In New South Wales, there is no specified closing time, but in residential areas, bars are often required to close at midnight. In non-residential areas, some bars are open 24 hours. A six-hour daily closure period applies to new licenses (and extended hours authorizations) granted from 30 October 2008, which is nominated depending on individual and community circumstances.

During a significant part of the early 20th century, bars in Australia and New Zealand were closed at 6 p.m. by law. The resulting rush to buy drinks after work was known as the six o'clock swill.

== Austria ==
Bar closing hours in Austria are regulated by the federated states. In most states bars must close at 4 a.m. although many places have special permits to close later. In the capital, Vienna, bars and clubs are allowed to stay open until 6 a.m. Alcohol is allowed to be served until the bar or club closes.

== Belgium ==
There is no legally mandated last call in Belgium; many bars will stay open all night.

== Brazil ==
There is no legally mandated last call in Brazil; many bars will stay open all night. Some cities have laws that require bars to close during the early morning hours.
----------
Exercise task A
Please render the rows as a numbered list, beginning with the first row and continuing through the row with "night-side <box>13 138 82 276</box>", with any blank lines omitted.
The passage on bar closing hours and the rows have no connection to each other.

Entries supplied
----------
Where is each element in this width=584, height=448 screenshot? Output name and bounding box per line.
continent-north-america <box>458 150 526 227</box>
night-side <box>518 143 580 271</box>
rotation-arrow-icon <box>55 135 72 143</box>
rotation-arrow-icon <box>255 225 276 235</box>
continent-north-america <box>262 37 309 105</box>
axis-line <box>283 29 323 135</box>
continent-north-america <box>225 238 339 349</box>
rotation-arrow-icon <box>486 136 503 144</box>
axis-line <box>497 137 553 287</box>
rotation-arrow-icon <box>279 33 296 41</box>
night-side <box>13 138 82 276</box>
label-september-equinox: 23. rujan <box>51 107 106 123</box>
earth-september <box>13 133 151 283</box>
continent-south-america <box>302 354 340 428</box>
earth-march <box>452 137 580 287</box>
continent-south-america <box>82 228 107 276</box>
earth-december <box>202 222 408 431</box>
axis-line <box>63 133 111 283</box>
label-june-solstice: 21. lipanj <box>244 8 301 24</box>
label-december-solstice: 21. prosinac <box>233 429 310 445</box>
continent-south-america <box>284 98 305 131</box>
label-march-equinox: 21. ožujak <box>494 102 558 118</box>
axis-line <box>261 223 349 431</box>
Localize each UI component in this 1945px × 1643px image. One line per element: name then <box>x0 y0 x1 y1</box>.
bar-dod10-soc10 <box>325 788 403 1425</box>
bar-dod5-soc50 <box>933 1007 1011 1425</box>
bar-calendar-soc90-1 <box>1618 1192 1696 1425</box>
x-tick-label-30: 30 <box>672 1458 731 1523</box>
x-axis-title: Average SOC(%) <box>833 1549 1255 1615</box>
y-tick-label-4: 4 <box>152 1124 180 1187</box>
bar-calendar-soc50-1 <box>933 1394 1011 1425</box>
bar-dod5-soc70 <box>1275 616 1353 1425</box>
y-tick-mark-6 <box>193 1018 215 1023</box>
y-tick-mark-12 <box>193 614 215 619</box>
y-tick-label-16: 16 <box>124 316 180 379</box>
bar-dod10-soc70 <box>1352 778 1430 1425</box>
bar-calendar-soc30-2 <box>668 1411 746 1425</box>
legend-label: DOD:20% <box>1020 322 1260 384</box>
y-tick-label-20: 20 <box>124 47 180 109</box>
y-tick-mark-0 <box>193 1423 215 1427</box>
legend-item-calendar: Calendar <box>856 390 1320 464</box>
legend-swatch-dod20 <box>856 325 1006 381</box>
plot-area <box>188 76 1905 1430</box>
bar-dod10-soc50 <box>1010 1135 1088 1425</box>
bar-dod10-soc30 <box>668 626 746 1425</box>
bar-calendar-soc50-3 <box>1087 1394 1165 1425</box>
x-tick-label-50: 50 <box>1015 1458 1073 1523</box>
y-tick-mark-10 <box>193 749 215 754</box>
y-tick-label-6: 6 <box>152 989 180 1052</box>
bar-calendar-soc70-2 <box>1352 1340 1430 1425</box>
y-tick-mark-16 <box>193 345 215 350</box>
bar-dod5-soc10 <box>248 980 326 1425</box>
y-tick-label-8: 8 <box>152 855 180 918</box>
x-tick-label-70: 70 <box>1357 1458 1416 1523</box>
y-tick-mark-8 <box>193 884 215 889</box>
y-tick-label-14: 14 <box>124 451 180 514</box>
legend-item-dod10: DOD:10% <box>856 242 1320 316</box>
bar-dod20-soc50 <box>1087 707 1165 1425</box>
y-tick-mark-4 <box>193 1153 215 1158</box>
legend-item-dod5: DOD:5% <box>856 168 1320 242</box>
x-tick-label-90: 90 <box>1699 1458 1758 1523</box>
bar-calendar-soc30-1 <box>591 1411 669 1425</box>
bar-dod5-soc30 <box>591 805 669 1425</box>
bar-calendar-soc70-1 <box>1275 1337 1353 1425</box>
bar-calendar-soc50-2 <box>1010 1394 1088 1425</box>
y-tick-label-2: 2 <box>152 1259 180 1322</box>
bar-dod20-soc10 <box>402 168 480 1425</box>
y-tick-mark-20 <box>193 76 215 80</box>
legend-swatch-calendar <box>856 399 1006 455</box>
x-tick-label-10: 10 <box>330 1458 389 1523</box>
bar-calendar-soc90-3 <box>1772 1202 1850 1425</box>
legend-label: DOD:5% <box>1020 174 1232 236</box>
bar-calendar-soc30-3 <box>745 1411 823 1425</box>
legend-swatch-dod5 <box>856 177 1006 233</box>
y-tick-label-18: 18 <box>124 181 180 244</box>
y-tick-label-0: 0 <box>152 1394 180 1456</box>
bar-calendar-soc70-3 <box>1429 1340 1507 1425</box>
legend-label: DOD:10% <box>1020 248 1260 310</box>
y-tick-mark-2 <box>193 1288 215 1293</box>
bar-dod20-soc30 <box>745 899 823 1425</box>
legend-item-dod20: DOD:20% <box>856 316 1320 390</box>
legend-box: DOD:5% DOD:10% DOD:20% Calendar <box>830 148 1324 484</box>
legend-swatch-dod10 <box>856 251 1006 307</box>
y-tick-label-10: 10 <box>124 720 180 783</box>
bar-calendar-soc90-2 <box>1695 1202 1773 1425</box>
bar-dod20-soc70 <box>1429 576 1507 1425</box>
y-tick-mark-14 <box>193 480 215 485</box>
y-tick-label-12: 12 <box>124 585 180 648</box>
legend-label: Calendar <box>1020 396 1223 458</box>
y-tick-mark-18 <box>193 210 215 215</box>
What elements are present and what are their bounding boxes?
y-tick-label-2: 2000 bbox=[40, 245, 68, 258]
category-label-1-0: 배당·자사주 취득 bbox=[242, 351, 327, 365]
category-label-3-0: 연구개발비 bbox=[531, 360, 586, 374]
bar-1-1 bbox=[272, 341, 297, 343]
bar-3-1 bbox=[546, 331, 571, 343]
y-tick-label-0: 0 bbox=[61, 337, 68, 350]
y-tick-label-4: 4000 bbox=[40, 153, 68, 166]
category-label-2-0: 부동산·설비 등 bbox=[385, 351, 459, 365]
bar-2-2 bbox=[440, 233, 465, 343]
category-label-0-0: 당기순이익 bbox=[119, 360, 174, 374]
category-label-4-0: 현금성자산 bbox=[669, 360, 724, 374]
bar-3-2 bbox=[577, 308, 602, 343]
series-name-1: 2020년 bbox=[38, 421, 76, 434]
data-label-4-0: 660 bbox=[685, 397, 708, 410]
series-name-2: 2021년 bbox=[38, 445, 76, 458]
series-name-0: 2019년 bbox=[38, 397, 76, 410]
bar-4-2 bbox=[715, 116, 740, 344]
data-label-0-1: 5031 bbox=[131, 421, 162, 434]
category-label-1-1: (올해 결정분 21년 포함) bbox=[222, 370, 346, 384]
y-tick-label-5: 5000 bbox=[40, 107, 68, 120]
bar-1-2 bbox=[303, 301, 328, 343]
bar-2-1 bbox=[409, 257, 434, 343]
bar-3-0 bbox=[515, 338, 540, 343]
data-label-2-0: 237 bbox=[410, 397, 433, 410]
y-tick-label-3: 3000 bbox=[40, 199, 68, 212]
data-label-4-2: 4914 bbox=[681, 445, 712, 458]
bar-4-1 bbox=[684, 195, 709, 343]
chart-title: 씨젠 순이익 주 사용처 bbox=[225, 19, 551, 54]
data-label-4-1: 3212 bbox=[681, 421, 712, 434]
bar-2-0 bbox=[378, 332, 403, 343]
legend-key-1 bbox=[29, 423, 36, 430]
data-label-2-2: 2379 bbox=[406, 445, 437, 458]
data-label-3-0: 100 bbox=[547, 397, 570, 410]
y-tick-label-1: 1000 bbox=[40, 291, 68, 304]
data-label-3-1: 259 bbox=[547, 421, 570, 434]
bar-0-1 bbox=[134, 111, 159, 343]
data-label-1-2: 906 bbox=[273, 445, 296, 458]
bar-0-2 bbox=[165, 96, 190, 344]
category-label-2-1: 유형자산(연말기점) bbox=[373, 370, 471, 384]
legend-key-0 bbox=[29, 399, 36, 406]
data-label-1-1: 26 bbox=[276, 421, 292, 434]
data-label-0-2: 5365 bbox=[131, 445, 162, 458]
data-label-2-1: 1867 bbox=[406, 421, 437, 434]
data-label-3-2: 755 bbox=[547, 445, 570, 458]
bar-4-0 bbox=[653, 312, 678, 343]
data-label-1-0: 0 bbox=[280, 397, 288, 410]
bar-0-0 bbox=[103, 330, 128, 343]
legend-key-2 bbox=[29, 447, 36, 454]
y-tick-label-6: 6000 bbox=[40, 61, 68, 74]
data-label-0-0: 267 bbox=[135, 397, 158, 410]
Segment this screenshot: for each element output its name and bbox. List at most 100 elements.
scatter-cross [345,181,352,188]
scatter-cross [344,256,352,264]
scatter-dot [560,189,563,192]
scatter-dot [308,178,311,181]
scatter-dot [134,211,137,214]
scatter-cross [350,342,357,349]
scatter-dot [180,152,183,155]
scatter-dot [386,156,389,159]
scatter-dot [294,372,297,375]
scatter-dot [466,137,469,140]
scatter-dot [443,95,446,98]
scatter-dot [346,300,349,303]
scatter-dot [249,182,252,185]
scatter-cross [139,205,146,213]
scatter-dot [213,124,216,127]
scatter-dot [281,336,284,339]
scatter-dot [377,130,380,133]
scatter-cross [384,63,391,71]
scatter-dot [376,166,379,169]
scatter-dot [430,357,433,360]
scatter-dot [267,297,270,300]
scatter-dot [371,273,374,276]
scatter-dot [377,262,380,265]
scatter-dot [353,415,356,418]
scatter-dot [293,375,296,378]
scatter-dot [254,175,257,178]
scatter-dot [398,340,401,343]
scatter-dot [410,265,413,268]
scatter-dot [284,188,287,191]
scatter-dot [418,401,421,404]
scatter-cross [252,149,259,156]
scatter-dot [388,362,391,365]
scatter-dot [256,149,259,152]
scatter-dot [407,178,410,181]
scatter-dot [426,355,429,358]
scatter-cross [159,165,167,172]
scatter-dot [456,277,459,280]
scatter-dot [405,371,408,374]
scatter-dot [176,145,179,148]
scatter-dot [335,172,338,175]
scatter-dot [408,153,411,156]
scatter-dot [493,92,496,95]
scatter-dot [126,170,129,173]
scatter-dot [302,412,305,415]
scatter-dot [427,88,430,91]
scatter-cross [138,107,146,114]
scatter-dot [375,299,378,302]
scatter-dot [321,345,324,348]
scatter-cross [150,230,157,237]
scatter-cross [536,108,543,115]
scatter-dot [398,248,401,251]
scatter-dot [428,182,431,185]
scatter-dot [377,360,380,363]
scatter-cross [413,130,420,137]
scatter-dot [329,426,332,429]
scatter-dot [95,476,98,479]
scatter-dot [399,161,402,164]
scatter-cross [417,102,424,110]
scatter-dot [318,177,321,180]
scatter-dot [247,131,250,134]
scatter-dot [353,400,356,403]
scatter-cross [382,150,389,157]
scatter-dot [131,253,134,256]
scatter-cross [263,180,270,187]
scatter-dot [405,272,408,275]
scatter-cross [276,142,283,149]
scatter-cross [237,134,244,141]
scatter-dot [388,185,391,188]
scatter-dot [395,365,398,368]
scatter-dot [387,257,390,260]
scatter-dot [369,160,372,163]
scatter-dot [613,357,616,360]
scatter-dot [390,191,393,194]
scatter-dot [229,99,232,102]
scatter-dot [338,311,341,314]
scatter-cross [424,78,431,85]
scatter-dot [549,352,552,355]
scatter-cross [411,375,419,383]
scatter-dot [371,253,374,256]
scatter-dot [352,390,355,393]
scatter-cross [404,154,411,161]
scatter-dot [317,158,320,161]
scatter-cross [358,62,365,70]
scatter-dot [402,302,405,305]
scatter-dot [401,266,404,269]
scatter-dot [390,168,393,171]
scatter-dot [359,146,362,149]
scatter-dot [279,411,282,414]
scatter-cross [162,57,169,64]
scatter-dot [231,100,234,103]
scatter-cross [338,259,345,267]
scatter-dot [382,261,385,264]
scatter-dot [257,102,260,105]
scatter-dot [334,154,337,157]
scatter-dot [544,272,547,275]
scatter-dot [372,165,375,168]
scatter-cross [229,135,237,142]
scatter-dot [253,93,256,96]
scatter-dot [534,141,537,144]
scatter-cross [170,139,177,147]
----------
Exercise task B
Answer these questions from the passage on bar closing hours:
(i) Until what hour may bars and clubs in Vienna stay open?
(ii) From what date does the six-hour daily closure period apply to new licenses in New South Wales?
(iii) What was the rush to buy drinks after work, when bars closed at 6 p.m., known as?

Full solution A
1. Where is each element in this width=584, height=448 screenshot? Output name and bounding box per line.
2. continent-north-america <box>458 150 526 227</box>
3. night-side <box>518 143 580 271</box>
4. rotation-arrow-icon <box>55 135 72 143</box>
5. rotation-arrow-icon <box>255 225 276 235</box>
6. continent-north-america <box>262 37 309 105</box>
7. axis-line <box>283 29 323 135</box>
8. continent-north-america <box>225 238 339 349</box>
9. rotation-arrow-icon <box>486 136 503 144</box>
10. axis-line <box>497 137 553 287</box>
11. rotation-arrow-icon <box>279 33 296 41</box>
12. night-side <box>13 138 82 276</box>

Full solution B
(i) 6 a.m.
(ii) 30 October 2008
(iii) The six o'clock swill